▶ Your goal
Reproduce the records below in their entirety, character for character.
-- Start Entries shown --
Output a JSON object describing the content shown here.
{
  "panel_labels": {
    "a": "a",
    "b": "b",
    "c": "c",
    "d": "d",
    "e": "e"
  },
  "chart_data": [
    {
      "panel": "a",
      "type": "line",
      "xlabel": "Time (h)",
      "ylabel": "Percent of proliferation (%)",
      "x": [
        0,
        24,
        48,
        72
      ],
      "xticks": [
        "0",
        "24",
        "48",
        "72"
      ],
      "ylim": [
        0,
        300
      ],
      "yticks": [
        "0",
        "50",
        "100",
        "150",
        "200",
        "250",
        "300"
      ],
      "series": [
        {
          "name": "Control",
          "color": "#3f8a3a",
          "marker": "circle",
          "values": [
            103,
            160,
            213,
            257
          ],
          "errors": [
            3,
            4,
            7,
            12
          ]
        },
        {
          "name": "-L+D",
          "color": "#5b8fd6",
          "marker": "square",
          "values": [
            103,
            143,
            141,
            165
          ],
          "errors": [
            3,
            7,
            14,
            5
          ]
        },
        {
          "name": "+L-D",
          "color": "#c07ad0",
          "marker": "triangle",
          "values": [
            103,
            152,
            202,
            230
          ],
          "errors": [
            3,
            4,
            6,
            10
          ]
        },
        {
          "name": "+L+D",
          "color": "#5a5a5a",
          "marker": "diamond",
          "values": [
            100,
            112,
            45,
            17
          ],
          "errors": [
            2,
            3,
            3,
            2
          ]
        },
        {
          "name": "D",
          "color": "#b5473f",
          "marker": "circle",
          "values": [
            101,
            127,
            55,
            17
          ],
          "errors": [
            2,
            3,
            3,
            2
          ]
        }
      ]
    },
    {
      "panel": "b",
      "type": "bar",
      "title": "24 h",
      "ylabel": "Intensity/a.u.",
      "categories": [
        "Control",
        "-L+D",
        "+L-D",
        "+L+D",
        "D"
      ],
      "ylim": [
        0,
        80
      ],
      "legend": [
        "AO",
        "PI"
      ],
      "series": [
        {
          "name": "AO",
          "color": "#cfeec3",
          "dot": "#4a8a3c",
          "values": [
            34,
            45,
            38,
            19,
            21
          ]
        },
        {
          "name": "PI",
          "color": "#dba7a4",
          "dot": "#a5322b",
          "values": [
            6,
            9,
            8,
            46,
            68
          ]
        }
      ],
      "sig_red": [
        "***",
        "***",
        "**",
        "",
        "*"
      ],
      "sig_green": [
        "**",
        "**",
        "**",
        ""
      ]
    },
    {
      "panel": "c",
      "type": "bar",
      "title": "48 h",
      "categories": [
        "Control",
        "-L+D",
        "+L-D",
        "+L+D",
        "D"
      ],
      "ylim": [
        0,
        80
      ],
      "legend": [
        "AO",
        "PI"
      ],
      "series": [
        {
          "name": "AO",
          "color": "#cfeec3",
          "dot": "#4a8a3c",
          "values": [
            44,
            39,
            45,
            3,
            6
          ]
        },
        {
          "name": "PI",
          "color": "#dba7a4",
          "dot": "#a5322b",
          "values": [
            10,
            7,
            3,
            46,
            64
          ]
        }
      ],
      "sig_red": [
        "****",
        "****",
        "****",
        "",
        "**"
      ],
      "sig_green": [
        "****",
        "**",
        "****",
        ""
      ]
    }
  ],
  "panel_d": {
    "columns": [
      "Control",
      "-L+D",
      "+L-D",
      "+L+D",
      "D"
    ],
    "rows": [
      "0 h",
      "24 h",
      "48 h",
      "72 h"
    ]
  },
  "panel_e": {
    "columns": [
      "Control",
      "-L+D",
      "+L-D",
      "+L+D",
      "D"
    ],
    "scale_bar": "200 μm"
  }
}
-- End Entries shown --
▶ Solution to this problem
Output a JSON object describing the content shown here.
{
  "panel_labels": {
    "a": "a",
    "b": "b",
    "c": "c",
    "d": "d",
    "e": "e"
  },
  "chart_data": [
    {
      "panel": "a",
      "type": "line",
      "xlabel": "Time (h)",
      "ylabel": "Percent of proliferation (%)",
      "x": [
        0,
        24,
        48,
        72
      ],
      "xticks": [
        "0",
        "24",
        "48",
        "72"
      ],
      "ylim": [
        0,
        300
      ],
      "yticks": [
        "0",
        "50",
        "100",
        "150",
        "200",
        "250",
        "300"
      ],
      "series": [
        {
          "name": "Control",
          "color": "#3f8a3a",
          "marker": "circle",
          "values": [
            103,
            160,
            213,
            257
          ],
          "errors": [
            3,
            4,
            7,
            12
          ]
        },
        {
          "name": "-L+D",
          "color": "#5b8fd6",
          "marker": "square",
          "values": [
            103,
            143,
            141,
            165
          ],
          "errors": [
            3,
            7,
            14,
            5
          ]
        },
        {
          "name": "+L-D",
          "color": "#c07ad0",
          "marker": "triangle",
          "values": [
            103,
            152,
            202,
            230
          ],
          "errors": [
            3,
            4,
            6,
            10
          ]
        },
        {
          "name": "+L+D",
          "color": "#5a5a5a",
          "marker": "diamond",
          "values": [
            100,
            112,
            45,
            17
          ],
          "errors": [
            2,
            3,
            3,
            2
          ]
        },
        {
          "name": "D",
          "color": "#b5473f",
          "marker": "circle",
          "values": [
            101,
            127,
            55,
            17
          ],
          "errors": [
            2,
            3,
            3,
            2
          ]
        }
      ]
    },
    {
      "panel": "b",
      "type": "bar",
      "title": "24 h",
      "ylabel": "Intensity/a.u.",
      "categories": [
        "Control",
        "-L+D",
        "+L-D",
        "+L+D",
        "D"
      ],
      "ylim": [
        0,
        80
      ],
      "legend": [
        "AO",
        "PI"
      ],
      "series": [
        {
          "name": "AO",
          "color": "#cfeec3",
          "dot": "#4a8a3c",
          "values": [
            34,
            45,
            38,
            19,
            21
          ]
        },
        {
          "name": "PI",
          "color": "#dba7a4",
          "dot": "#a5322b",
          "values": [
            6,
            9,
            8,
            46,
            68
          ]
        }
      ],
      "sig_red": [
        "***",
        "***",
        "**",
        "",
        "*"
      ],
      "sig_green": [
        "**",
        "**",
        "**",
        ""
      ]
    },
    {
      "panel": "c",
      "type": "bar",
      "title": "48 h",
      "categories": [
        "Control",
        "-L+D",
        "+L-D",
        "+L+D",
        "D"
      ],
      "ylim": [
        0,
        80
      ],
      "legend": [
        "AO",
        "PI"
      ],
      "series": [
        {
          "name": "AO",
          "color": "#cfeec3",
          "dot": "#4a8a3c",
          "values": [
            44,
            39,
            45,
            3,
            6
          ]
        },
        {
          "name": "PI",
          "color": "#dba7a4",
          "dot": "#a5322b",
          "values": [
            10,
            7,
            3,
            46,
            64
          ]
        }
      ],
      "sig_red": [
        "****",
        "****",
        "****",
        "",
        "**"
      ],
      "sig_green": [
        "****",
        "**",
        "****",
        ""
      ]
    }
  ],
  "panel_d": {
    "columns": [
      "Control",
      "-L+D",
      "+L-D",
      "+L+D",
      "D"
    ],
    "rows": [
      "0 h",
      "24 h",
      "48 h",
      "72 h"
    ]
  },
  "panel_e": {
    "columns": [
      "Control",
      "-L+D",
      "+L-D",
      "+L+D",
      "D"
    ],
    "scale_bar": "200 μm"
  }
}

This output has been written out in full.